Set of tasks:
A - Read the text below on neural stem cells and brain tumors. For each statement, answer yes or no and quote the exact words from the text that decide it. (i) Every germinal zone contains the cells of origin for low-grade gliomas. (ii) Cerebellar gliomas are described as caused by genomic rearrangements of the BRAF gene. (iii) Genetically-engineered mice were used to identify glioma stem cells.
B - In the text below on neural stem cells and brain tumors, which low-grade gliomas arise in the context of NF1?

Text segment:
*** Block opens ***
In addition to specifying normal brain development and maintenance, neural stem cells are also important for the genesis and continued growth of brain tumors. Using primary cell culture systems in vitro and novel genetically-engineered mice in vivo, we have identified two distinct populations of stem cells critical for low-grade brain tumors in children.

First, we have shown that pediatric brain tumors arise from neural stem cells in a brain region-specific manner, such that not all germinal zones contain the cells of origin for low-grade gliomas arising either in the context of NF1 (optic gliomas) or sporadically when caused by genomic rearrangements of the BRAF gene (cerebellar gliomas).

Second, we have leveraged novel genetically-engineered mice to identify glioma stem cells important for low-grade optic glioma maintenance. These glioma stem cells acquire new molecular and functional properties that not only reveal adaptive mechanisms underlying resistance to conventional and biologically-targeted therapies, but also newly expressed genes that allow these stem cells to survive in response to stress conditions existing in the tumor and in response to treatment.

Current projects in the Gutmann research laboratory are focused on defining the innate molecular and cellular properties that allow some, but not all, progenitor cells to serve as the cells of origin for brain cancer using both in vitro and in vivo approaches. In addition, we continue to leverage low-grade glioma stem cells as tractable model systems to understand the unique properties of these cancer-maintaining cells relevant to improved therapies for brain tumors.
*** Block closes ***
Entries supplied:
*** Block opens ***
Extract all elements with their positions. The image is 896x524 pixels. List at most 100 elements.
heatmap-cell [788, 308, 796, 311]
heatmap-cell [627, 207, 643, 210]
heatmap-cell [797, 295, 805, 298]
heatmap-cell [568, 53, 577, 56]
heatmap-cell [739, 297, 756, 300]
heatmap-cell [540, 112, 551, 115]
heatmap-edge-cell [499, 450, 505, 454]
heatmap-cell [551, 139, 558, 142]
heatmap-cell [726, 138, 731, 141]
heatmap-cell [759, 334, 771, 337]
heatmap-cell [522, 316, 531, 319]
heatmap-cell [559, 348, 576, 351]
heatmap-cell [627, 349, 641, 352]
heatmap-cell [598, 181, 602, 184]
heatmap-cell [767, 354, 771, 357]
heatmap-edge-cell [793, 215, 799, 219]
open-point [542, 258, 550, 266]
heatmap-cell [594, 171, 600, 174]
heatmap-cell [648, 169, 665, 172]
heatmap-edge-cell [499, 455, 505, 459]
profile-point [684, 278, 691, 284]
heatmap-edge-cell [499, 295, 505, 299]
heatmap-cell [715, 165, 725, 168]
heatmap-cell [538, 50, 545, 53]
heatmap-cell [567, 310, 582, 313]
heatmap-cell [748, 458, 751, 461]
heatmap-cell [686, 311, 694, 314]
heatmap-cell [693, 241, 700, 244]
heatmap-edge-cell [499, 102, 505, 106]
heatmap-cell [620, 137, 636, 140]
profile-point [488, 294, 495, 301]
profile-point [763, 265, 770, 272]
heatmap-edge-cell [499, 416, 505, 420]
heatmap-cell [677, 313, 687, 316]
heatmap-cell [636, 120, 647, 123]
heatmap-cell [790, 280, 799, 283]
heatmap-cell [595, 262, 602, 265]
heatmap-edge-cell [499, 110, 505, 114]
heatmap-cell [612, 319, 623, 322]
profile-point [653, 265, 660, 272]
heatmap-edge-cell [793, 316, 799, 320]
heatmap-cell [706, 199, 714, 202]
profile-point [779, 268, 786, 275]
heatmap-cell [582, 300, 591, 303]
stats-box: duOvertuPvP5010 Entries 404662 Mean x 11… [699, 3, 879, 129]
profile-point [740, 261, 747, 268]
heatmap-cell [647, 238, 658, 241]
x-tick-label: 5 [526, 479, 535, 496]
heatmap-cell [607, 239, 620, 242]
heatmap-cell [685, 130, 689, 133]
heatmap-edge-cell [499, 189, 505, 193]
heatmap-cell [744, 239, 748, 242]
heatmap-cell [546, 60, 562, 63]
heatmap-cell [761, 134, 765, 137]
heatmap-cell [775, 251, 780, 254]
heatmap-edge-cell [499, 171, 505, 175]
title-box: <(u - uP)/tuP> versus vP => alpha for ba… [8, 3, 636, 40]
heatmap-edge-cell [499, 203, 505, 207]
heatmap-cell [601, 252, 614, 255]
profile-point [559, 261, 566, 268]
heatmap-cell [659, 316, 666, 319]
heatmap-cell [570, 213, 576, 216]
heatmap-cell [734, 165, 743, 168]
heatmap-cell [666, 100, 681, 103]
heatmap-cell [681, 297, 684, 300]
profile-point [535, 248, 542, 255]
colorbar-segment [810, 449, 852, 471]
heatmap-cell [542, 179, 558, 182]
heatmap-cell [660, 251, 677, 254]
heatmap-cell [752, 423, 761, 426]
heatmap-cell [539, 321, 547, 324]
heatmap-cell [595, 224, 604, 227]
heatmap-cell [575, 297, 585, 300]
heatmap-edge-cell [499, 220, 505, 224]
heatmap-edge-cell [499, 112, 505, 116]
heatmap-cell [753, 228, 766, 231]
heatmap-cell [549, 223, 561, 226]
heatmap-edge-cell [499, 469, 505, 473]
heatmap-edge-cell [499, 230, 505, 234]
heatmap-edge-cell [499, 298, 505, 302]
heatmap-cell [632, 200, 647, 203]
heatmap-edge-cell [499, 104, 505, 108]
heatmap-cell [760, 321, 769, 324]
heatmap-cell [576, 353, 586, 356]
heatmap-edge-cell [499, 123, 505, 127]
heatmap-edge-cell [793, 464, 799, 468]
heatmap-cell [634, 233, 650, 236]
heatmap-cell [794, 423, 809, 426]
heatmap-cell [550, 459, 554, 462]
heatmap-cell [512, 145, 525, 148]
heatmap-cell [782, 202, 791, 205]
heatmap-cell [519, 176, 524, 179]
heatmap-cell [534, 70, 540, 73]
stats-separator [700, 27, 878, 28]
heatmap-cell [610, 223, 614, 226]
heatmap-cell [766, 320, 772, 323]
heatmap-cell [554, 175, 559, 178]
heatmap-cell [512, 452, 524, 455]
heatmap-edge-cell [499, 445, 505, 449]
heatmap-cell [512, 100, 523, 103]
*** Block closes ***
Task-by-task results:
A -
(i) No: "not all germinal zones contain the cells of origin for low-grade gliomas"
(ii) Yes: "sporadically when caused by genomic rearrangements of the BRAF gene (cerebellar gliomas)"
(iii) Yes: "we have leveraged novel genetically-engineered mice to identify glioma stem cells important for low-grade optic glioma maintenance"

B - Optic gliomas.